May be you are looking for something more or different, but do the following articles, especially the one on conditional branching help you?

Thanks Suvrutt, I went through these and I can’t seem to get it to work. I’ve attached a screenshot so you can see what it looks like. We pick a number in the “Increase to add equipment to this address” field. When we pick 1, for example, it will pull down 5 fields: Door 1 type, Door 1 size, Door 1 operator type, Door 1 operator serial number, Door 1 site reference name, Door 1 location. This works for up to 55 doors. If i pick the tab view, it doesn’t seem to make a difference.

Ideally, if we increase the value of “Increase to add equipment to this address”, it would add a new Door “x” site reference name to a pulldown menu, which if then selected, would navigate to a different detail tab where we could fill in all of the info in the fields mentioned above.

Ultimately, we pick a door on a separate service ticket so we can track work done a specific piece of equipment at a customer location.

I’m curious if there is a way to do this to avoid clutter?

Thanks!

Justin

Hi Justin,

Thank you for detailed description. I request you to add the screenshot you mentioned, so that the community may understand your requirements more accurately.

Hi Suvrutt, I forgot to attach. Here you go!2X_1_1a3281c6b497553a83d502fa653f81e1678924d7.png

Hi Justin,

Thank you.

So is this understanding correct that if one increases the number in the field [Increase to add eqquipment to this address] to say 5 then the group of 5 next fields, namely, " Door 1 type, Door 1 size, Door 1 operator type, Door 1 operator serial number, Door 1 site reference name, Door 1 location " have to be repeated 5 times? and also that some other previous fields such as “Secondary Contact email” remain constant for all those 5 repetations.

Hi Suvrutt, yes previous fields are constant. The [Increase equipment to add to this address] will only bring up the fields mentioned above. If you pick the number 2, it would bring up the same fields for door 2, etc. etc.

Element and coordinate records:
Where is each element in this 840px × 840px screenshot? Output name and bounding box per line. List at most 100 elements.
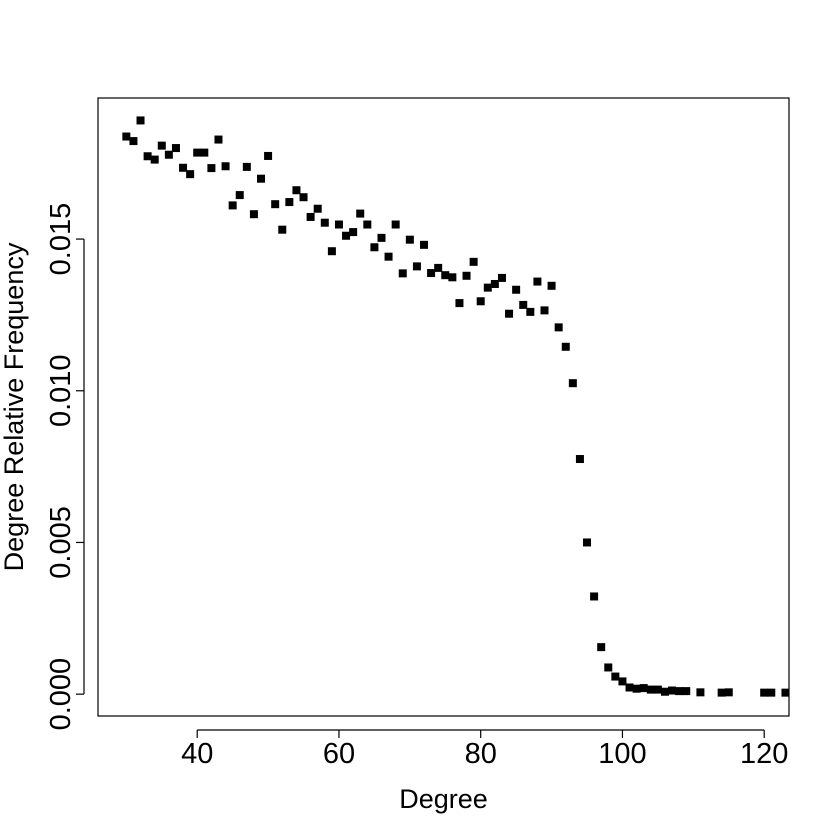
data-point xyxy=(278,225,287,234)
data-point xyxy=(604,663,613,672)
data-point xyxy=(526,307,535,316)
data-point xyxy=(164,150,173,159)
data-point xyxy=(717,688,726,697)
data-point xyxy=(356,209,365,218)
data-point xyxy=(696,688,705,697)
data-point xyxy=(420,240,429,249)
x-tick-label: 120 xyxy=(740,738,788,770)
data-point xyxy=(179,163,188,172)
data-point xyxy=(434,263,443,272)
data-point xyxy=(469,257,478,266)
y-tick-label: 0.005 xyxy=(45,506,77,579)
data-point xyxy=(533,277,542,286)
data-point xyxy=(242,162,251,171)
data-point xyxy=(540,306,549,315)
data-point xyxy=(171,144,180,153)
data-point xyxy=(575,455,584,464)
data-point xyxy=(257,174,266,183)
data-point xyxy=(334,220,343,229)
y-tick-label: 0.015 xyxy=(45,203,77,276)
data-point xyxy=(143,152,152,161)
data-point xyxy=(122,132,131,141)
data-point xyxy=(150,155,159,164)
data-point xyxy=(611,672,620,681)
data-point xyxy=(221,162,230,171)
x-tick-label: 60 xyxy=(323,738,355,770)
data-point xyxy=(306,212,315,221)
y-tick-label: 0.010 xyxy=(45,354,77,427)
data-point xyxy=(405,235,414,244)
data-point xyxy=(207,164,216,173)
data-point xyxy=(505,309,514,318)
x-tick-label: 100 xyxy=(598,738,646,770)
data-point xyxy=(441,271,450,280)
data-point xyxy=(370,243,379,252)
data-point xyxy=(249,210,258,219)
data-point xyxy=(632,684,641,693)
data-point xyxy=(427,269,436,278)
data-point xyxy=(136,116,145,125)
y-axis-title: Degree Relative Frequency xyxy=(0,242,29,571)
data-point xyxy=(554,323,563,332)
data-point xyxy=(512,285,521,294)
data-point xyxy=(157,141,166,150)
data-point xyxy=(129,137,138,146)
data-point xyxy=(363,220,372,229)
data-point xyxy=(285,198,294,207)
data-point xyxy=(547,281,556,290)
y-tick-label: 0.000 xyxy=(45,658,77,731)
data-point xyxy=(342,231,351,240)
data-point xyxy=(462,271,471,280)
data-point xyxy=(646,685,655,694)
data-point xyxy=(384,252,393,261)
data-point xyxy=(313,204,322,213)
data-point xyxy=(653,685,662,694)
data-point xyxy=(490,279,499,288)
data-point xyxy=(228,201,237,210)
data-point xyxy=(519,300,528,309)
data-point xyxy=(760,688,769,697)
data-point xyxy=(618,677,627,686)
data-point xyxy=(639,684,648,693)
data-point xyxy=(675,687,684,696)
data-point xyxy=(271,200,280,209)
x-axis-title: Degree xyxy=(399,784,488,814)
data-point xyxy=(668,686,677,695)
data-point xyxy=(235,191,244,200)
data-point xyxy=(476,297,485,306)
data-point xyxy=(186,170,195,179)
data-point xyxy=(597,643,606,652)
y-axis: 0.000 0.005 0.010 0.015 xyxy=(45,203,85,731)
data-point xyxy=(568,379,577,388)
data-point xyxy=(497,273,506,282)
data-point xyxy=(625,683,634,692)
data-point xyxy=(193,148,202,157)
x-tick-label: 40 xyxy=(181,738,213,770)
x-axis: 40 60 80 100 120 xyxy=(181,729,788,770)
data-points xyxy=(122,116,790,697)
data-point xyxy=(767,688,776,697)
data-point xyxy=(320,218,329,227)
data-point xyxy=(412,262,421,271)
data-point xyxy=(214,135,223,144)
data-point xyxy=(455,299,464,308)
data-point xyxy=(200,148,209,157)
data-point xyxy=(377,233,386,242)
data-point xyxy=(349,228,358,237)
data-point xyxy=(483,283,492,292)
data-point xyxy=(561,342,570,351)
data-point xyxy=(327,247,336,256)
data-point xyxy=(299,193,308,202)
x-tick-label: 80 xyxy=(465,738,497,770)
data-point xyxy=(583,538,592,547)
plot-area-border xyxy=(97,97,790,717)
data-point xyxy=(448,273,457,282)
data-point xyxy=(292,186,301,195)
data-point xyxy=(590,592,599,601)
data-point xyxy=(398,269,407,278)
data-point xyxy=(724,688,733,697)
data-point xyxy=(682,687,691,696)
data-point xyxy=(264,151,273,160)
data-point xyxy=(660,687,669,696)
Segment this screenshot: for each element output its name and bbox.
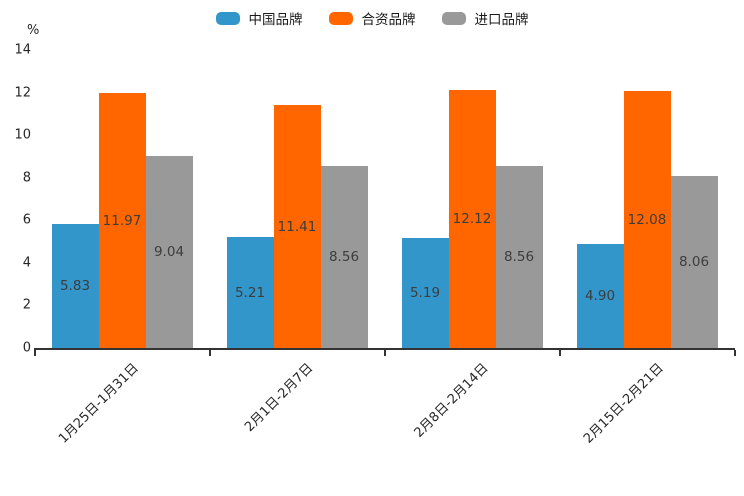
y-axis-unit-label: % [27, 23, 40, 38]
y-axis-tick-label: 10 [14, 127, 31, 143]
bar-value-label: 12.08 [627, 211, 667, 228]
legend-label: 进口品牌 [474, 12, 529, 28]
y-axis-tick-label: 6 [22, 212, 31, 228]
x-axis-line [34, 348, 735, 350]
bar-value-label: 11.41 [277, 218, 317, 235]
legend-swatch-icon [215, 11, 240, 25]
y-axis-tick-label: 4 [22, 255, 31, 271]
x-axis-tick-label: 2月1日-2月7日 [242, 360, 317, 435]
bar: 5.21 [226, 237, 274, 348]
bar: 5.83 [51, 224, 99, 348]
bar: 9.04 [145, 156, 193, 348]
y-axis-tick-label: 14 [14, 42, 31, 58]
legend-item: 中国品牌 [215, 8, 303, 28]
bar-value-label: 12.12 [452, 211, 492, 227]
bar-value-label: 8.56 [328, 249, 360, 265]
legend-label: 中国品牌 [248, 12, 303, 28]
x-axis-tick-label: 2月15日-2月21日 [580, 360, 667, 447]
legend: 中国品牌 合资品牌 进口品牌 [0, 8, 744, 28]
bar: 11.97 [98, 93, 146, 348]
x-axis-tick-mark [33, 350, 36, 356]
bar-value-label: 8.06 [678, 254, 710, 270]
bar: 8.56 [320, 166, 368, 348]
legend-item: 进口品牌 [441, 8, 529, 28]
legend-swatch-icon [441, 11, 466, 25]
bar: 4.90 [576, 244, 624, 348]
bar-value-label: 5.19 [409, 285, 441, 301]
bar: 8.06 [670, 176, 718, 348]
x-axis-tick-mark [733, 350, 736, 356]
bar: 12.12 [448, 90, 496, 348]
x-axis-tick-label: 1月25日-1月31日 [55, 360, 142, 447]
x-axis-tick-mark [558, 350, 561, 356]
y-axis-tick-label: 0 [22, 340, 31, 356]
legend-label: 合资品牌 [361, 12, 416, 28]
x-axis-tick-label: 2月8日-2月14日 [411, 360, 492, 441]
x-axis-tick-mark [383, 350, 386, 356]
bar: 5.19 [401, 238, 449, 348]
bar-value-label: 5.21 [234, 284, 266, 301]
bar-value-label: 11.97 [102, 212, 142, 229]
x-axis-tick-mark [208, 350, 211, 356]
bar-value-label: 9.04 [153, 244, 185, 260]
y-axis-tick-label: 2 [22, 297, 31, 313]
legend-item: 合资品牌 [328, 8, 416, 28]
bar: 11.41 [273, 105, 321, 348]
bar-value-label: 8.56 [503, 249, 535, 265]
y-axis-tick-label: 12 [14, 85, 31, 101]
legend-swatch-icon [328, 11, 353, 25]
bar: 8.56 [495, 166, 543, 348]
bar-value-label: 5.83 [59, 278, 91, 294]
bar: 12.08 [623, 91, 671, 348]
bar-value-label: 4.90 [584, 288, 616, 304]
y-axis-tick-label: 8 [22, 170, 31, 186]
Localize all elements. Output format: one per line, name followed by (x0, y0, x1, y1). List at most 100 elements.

→ JOBS
1. In the forum thread about door equipment fields, up to how many doors does the current setup work for?
2. Print the part of the forum thread about door equipment fields that opens with the words containing "So is this understanding" and closes with "2, etc. etc.".
3. Carry on the forum thread about door equipment fields from its last message.

→ OUTPUTS FOR THE TASKS
1. Up to 55 doors.

2.
So is this understanding correct that if one increases the number in the field [Increase to add eqquipment to this address] to say 5 then the group of 5 next fields, namely, " Door 1 type, Door 1 size, Door 1 operator type, Door 1 operator serial number, Door 1 site reference name, Door 1 location " have to be repeated 5 times? and also that some other previous fields such as “Secondary Contact email” remain constant for all those 5 repetations.

Hi Suvrutt, yes previous fields are constant. The [Increase equipment to add to this address] will only bring up the fields mentioned above. If you pick the number 2, it would bring up the same fields for door 2, etc. etc.

3.
Hi Justin,

Got it.

I believe, under such condition you may wish to consider those five fields in a child table , so each additional door number adds those five fields in child record. However, with this approach, the child table may fill in fast with very many number of records.

If you continue to have all these groups in one table , it will be a huge table with around 300 plus columns that I believe may become unwieldly, but number of records may remain limited. One may use Show_if to make each additional group visible through page headers or even without page headers. But this huge number of columns will definitely be clumsy to manage as well as develop.

Another workaround may be to consider chunks of say 5 doors’ field groups in one child record. So if there are 8 doors, there are two child records, if there are 28, there are 6 child records and so on. This may optimize number of records in child table and overall data size management may become better to handle.

Basically your requirement is huge repeatable data points in one single unit of business information. My strong request is to request inputs from other community members. I am sure you will get some better ideas.

Hi Suvrutt, thanks so much for the suggestions. I’ll wrap my head around this and go from there!